WRITTEN TASK: With the pictures omitted, write out the entries that follow exactly as they stand.
# Start of SOURCE DATA
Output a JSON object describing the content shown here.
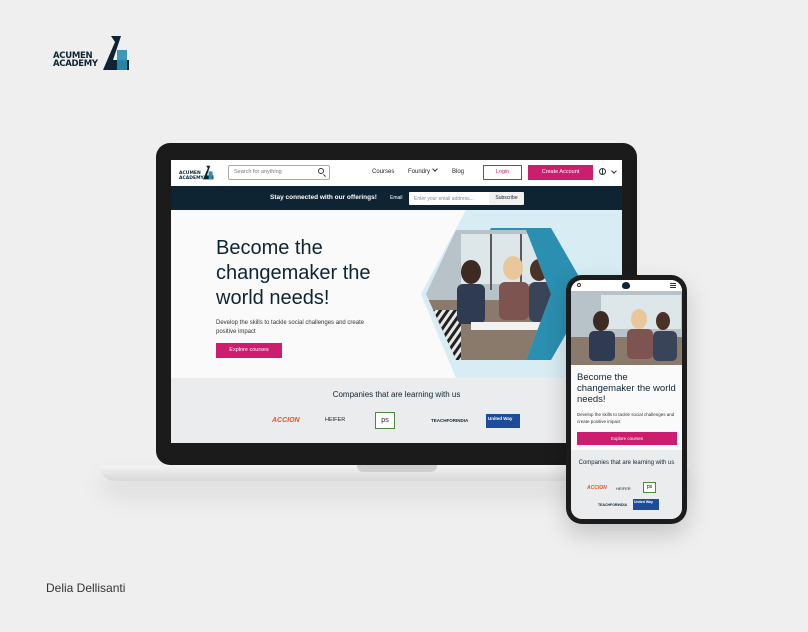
{
  "brand": {
    "line1": "ACUMEN",
    "line2": "ACADEMY"
  },
  "credit": "Delia Dellisanti",
  "desktop": {
    "nav": {
      "search_placeholder": "Search for anything",
      "links": [
        "Courses",
        "Foundry",
        "Blog"
      ],
      "login_label": "Login",
      "create_label": "Create Account",
      "globe_icon": "globe-icon"
    },
    "banner": {
      "text": "Stay connected with our offerings!",
      "email_label": "Email",
      "email_placeholder": "Enter your email address...",
      "subscribe_label": "Subscribe"
    },
    "hero": {
      "title": "Become the changemaker the world needs!",
      "description": "Develop the skills to tackle social challenges and create positive impact",
      "cta_label": "Explore courses"
    },
    "partners": {
      "title": "Companies that are learning with us",
      "logos": [
        "ACCION",
        "HEIFER",
        "ps",
        "TEACHFORINDIA",
        "United Way"
      ]
    }
  },
  "mobile": {
    "hero": {
      "title": "Become the changemaker the world needs!",
      "description": "Develop the skills to tackle social challenges and create positive impact",
      "cta_label": "Explore courses"
    },
    "partners": {
      "title": "Companies that are learning with us"
    }
  },
  "colors": {
    "navy": "#0e2433",
    "accent": "#cc1e6f",
    "teal": "#2a8fb0",
    "light_blue": "#d8ecf3"
  }
}
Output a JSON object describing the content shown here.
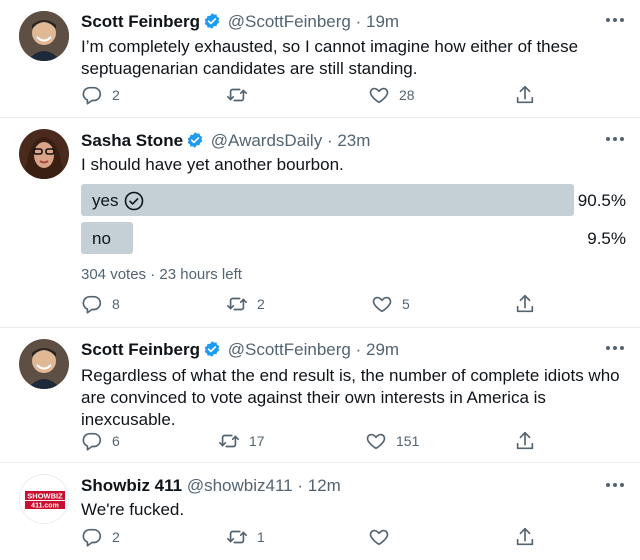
{
  "colors": {
    "accent": "#1d9bf0",
    "muted": "#536471",
    "text": "#0f1419",
    "poll_bar": "#c4cfd6",
    "divider": "#e6ecf0"
  },
  "tweets": [
    {
      "author": "Scott Feinberg",
      "handle": "@ScottFeinberg",
      "sep": "·",
      "time": "19m",
      "verified": true,
      "text": "I’m completely exhausted, so I cannot imagine how either of these septuagenarian candidates are still standing.",
      "replies": "2",
      "retweets": "",
      "likes": "28"
    },
    {
      "author": "Sasha Stone",
      "handle": "@AwardsDaily",
      "sep": "·",
      "time": "23m",
      "verified": true,
      "text": "I should have yet another bourbon.",
      "poll": {
        "options": [
          {
            "label": "yes",
            "percent": "90.5%",
            "value": 0.905,
            "selected": true
          },
          {
            "label": "no",
            "percent": "9.5%",
            "value": 0.095,
            "selected": false
          }
        ],
        "votes": "304 votes",
        "sep": "·",
        "time_left": "23 hours left"
      },
      "replies": "8",
      "retweets": "2",
      "likes": "5"
    },
    {
      "author": "Scott Feinberg",
      "handle": "@ScottFeinberg",
      "sep": "·",
      "time": "29m",
      "verified": true,
      "text": "Regardless of what the end result is, the number of complete idiots who are convinced to vote against their own interests in America is inexcusable.",
      "replies": "6",
      "retweets": "17",
      "likes": "151"
    },
    {
      "author": "Showbiz 411",
      "handle": "@showbiz411",
      "sep": "·",
      "time": "12m",
      "verified": false,
      "avatar_logo_text": [
        "SHOWBIZ",
        "411.com"
      ],
      "text": "We're fucked.",
      "replies": "2",
      "retweets": "1",
      "likes": ""
    }
  ]
}
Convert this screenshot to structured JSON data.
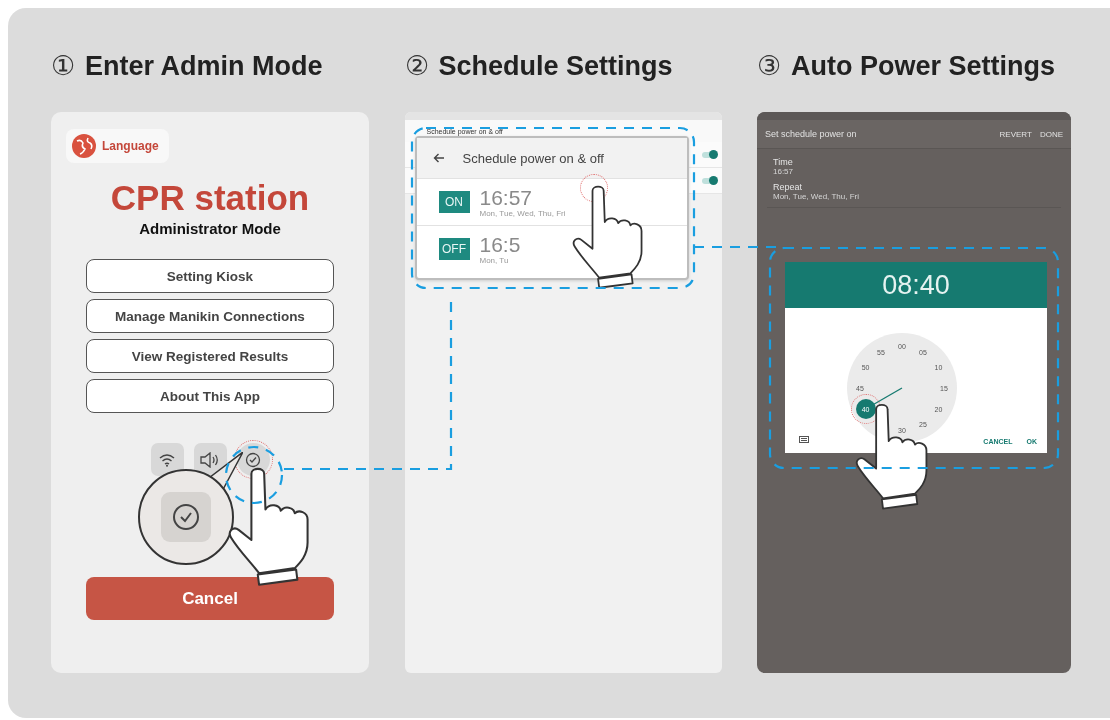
{
  "steps": [
    {
      "number": "①",
      "title": "Enter Admin Mode"
    },
    {
      "number": "②",
      "title": "Schedule Settings"
    },
    {
      "number": "③",
      "title": "Auto Power Settings"
    }
  ],
  "admin_screen": {
    "language_button": "Language",
    "app_title": "CPR station",
    "subtitle": "Administrator Mode",
    "menu_buttons": [
      "Setting Kiosk",
      "Manage Manikin Connections",
      "View Registered Results",
      "About This App"
    ],
    "quick_icons": [
      {
        "kind": "wifi",
        "highlighted": false
      },
      {
        "kind": "sound",
        "highlighted": false
      },
      {
        "kind": "timer",
        "highlighted": true
      }
    ],
    "cancel_button": "Cancel"
  },
  "schedule_screen": {
    "header": "Schedule power on & off",
    "switches": [
      {
        "on": true
      },
      {
        "on": true
      }
    ],
    "card": {
      "title": "Schedule power on & off",
      "entries": [
        {
          "tag": "ON",
          "time": "16:57",
          "days": "Mon, Tue, Wed, Thu, Fri"
        },
        {
          "tag": "OFF",
          "time": "16:5",
          "days": "Mon, Tu"
        }
      ]
    }
  },
  "power_screen": {
    "title": "Set schedule power on",
    "actions": [
      "REVERT",
      "DONE"
    ],
    "fields": [
      {
        "label": "Time",
        "value": "16:57"
      },
      {
        "label": "Repeat",
        "value": "Mon, Tue, Wed, Thu, Fri"
      }
    ],
    "dialog": {
      "time": "08:40",
      "clock_numbers": [
        {
          "label": "00",
          "selected": false
        },
        {
          "label": "05",
          "selected": false
        },
        {
          "label": "10",
          "selected": false
        },
        {
          "label": "15",
          "selected": false
        },
        {
          "label": "20",
          "selected": false
        },
        {
          "label": "25",
          "selected": false
        },
        {
          "label": "30",
          "selected": false
        },
        {
          "label": "40",
          "selected": true
        },
        {
          "label": "45",
          "selected": false
        },
        {
          "label": "50",
          "selected": false
        },
        {
          "label": "55",
          "selected": false
        }
      ],
      "buttons": [
        "CANCEL",
        "OK"
      ]
    }
  }
}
# End of SOURCE DATA
COMPLETE RESPONSE:
Output a JSON object describing the content shown here.
{
  "brand": {
    "line1": "ACUMEN",
    "line2": "ACADEMY"
  },
  "credit": "Delia Dellisanti",
  "desktop": {
    "nav": {
      "search_placeholder": "Search for anything",
      "links": [
        "Courses",
        "Foundry",
        "Blog"
      ],
      "login_label": "Login",
      "create_label": "Create Account",
      "globe_icon": "globe-icon"
    },
    "banner": {
      "text": "Stay connected with our offerings!",
      "email_label": "Email",
      "email_placeholder": "Enter your email address...",
      "subscribe_label": "Subscribe"
    },
    "hero": {
      "title": "Become the changemaker the world needs!",
      "description": "Develop the skills to tackle social challenges and create positive impact",
      "cta_label": "Explore courses"
    },
    "partners": {
      "title": "Companies that are learning with us",
      "logos": [
        "ACCION",
        "HEIFER",
        "ps",
        "TEACHFORINDIA",
        "United Way"
      ]
    }
  },
  "mobile": {
    "hero": {
      "title": "Become the changemaker the world needs!",
      "description": "Develop the skills to tackle social challenges and create positive impact",
      "cta_label": "Explore courses"
    },
    "partners": {
      "title": "Companies that are learning with us"
    }
  },
  "colors": {
    "navy": "#0e2433",
    "accent": "#cc1e6f",
    "teal": "#2a8fb0",
    "light_blue": "#d8ecf3"
  }
}
Output a JSON object describing the content shown here.
{
  "colors": {
    "accent": "#1d9bf0",
    "muted": "#536471",
    "text": "#0f1419",
    "poll_bar": "#c4cfd6",
    "divider": "#e6ecf0"
  },
  "tweets": [
    {
      "author": "Scott Feinberg",
      "handle": "@ScottFeinberg",
      "sep": "·",
      "time": "19m",
      "verified": true,
      "text": "I’m completely exhausted, so I cannot imagine how either of these septuagenarian candidates are still standing.",
      "replies": "2",
      "retweets": "",
      "likes": "28"
    },
    {
      "author": "Sasha Stone",
      "handle": "@AwardsDaily",
      "sep": "·",
      "time": "23m",
      "verified": true,
      "text": "I should have yet another bourbon.",
      "poll": {
        "options": [
          {
            "label": "yes",
            "percent": "90.5%",
            "value": 0.905,
            "selected": true
          },
          {
            "label": "no",
            "percent": "9.5%",
            "value": 0.095,
            "selected": false
          }
        ],
        "votes": "304 votes",
        "sep": "·",
        "time_left": "23 hours left"
      },
      "replies": "8",
      "retweets": "2",
      "likes": "5"
    },
    {
      "author": "Scott Feinberg",
      "handle": "@ScottFeinberg",
      "sep": "·",
      "time": "29m",
      "verified": true,
      "text": "Regardless of what the end result is, the number of complete idiots who are convinced to vote against their own interests in America is inexcusable.",
      "replies": "6",
      "retweets": "17",
      "likes": "151"
    },
    {
      "author": "Showbiz 411",
      "handle": "@showbiz411",
      "sep": "·",
      "time": "12m",
      "verified": false,
      "avatar_logo_text": [
        "SHOWBIZ",
        "411.com"
      ],
      "text": "We're fucked.",
      "replies": "2",
      "retweets": "1",
      "likes": ""
    }
  ]
}
Convert this screenshot to structured JSON data.
{
  "steps": [
    {
      "number": "①",
      "title": "Enter Admin Mode"
    },
    {
      "number": "②",
      "title": "Schedule Settings"
    },
    {
      "number": "③",
      "title": "Auto Power Settings"
    }
  ],
  "admin_screen": {
    "language_button": "Language",
    "app_title": "CPR station",
    "subtitle": "Administrator Mode",
    "menu_buttons": [
      "Setting Kiosk",
      "Manage Manikin Connections",
      "View Registered Results",
      "About This App"
    ],
    "quick_icons": [
      {
        "kind": "wifi",
        "highlighted": false
      },
      {
        "kind": "sound",
        "highlighted": false
      },
      {
        "kind": "timer",
        "highlighted": true
      }
    ],
    "cancel_button": "Cancel"
  },
  "schedule_screen": {
    "header": "Schedule power on & off",
    "switches": [
      {
        "on": true
      },
      {
        "on": true
      }
    ],
    "card": {
      "title": "Schedule power on & off",
      "entries": [
        {
          "tag": "ON",
          "time": "16:57",
          "days": "Mon, Tue, Wed, Thu, Fri"
        },
        {
          "tag": "OFF",
          "time": "16:5",
          "days": "Mon, Tu"
        }
      ]
    }
  },
  "power_screen": {
    "title": "Set schedule power on",
    "actions": [
      "REVERT",
      "DONE"
    ],
    "fields": [
      {
        "label": "Time",
        "value": "16:57"
      },
      {
        "label": "Repeat",
        "value": "Mon, Tue, Wed, Thu, Fri"
      }
    ],
    "dialog": {
      "time": "08:40",
      "clock_numbers": [
        {
          "label": "00",
          "selected": false
        },
        {
          "label": "05",
          "selected": false
        },
        {
          "label": "10",
          "selected": false
        },
        {
          "label": "15",
          "selected": false
        },
        {
          "label": "20",
          "selected": false
        },
        {
          "label": "25",
          "selected": false
        },
        {
          "label": "30",
          "selected": false
        },
        {
          "label": "40",
          "selected": true
        },
        {
          "label": "45",
          "selected": false
        },
        {
          "label": "50",
          "selected": false
        },
        {
          "label": "55",
          "selected": false
        }
      ],
      "buttons": [
        "CANCEL",
        "OK"
      ]
    }
  }
}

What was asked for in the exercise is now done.